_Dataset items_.
######
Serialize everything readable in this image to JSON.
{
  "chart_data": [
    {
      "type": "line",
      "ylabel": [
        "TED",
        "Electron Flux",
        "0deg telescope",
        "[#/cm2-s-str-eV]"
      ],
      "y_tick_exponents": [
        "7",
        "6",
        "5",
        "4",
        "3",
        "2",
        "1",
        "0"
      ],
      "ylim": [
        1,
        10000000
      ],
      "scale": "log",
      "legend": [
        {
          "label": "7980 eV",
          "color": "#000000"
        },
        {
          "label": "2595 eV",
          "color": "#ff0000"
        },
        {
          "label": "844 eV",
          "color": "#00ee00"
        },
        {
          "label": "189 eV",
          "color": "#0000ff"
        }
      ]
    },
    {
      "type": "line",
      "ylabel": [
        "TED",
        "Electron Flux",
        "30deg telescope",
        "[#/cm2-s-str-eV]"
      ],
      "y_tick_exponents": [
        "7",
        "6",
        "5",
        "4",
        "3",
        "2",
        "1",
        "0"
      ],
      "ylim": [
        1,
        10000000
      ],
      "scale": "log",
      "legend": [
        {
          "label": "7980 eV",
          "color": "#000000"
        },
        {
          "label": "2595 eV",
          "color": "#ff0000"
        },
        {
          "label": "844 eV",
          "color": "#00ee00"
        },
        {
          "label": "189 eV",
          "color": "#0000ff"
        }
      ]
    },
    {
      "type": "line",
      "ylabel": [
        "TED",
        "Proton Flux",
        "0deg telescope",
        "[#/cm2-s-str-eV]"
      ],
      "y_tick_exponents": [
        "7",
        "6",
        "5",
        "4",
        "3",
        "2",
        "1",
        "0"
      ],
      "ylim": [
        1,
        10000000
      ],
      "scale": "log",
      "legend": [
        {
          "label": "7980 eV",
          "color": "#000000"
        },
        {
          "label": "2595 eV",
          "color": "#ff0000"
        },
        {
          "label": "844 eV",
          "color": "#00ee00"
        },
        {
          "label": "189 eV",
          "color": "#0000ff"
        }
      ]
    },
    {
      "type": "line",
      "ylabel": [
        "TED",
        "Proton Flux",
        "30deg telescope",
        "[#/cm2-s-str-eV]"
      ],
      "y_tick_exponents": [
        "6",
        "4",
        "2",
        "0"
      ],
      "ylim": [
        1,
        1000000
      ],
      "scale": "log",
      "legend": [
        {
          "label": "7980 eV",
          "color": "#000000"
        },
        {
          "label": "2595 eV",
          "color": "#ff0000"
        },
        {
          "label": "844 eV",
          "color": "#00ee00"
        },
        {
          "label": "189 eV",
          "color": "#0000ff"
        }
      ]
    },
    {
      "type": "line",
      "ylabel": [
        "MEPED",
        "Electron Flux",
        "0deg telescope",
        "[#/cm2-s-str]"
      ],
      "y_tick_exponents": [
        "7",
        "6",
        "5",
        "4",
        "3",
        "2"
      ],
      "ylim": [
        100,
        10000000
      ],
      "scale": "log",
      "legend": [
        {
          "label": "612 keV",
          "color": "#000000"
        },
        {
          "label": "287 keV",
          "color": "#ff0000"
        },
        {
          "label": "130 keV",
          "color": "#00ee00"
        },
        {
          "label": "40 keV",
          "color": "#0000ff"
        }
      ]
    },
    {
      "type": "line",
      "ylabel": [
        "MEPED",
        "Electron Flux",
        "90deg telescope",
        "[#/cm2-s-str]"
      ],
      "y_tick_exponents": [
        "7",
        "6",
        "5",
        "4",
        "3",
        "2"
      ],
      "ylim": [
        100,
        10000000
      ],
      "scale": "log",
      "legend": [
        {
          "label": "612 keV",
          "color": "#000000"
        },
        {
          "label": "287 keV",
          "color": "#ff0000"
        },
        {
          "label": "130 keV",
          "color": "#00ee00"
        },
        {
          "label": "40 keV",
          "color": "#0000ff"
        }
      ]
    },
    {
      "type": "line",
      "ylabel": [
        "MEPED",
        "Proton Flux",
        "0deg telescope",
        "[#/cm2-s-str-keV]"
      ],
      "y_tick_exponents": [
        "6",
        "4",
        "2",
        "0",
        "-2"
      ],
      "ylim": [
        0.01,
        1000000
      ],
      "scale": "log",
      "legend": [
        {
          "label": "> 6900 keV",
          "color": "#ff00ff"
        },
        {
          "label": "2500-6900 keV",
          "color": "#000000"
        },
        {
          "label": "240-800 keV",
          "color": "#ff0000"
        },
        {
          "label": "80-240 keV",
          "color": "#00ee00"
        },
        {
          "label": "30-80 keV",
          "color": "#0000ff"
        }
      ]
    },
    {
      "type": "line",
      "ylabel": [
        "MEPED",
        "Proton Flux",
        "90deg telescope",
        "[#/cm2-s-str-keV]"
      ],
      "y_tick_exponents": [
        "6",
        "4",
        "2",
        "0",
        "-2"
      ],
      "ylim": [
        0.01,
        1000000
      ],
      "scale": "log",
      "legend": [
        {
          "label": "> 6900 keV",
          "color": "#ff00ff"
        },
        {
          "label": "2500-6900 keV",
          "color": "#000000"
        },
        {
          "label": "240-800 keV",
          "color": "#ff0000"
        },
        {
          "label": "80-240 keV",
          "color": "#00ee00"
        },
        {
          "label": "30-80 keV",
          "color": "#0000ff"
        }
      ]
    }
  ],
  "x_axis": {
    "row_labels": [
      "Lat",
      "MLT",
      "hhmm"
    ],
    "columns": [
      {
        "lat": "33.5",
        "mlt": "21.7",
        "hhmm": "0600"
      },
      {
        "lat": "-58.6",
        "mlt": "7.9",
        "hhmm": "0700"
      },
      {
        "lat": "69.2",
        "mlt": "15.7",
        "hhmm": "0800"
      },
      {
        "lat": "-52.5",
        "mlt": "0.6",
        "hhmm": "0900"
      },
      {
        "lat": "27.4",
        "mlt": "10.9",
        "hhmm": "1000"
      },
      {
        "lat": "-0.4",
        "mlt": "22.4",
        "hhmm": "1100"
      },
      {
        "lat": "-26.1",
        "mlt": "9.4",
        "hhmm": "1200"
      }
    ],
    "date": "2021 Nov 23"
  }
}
######
_Exercise brief_. Pull every line containing the word "hhmm" out of the material.

_Answer to this exercise_.
      "hhmm"
        "hhmm": "0600"
        "hhmm": "0700"
        "hhmm": "0800"
        "hhmm": "0900"
        "hhmm": "1000"
        "hhmm": "1100"
        "hhmm": "1200"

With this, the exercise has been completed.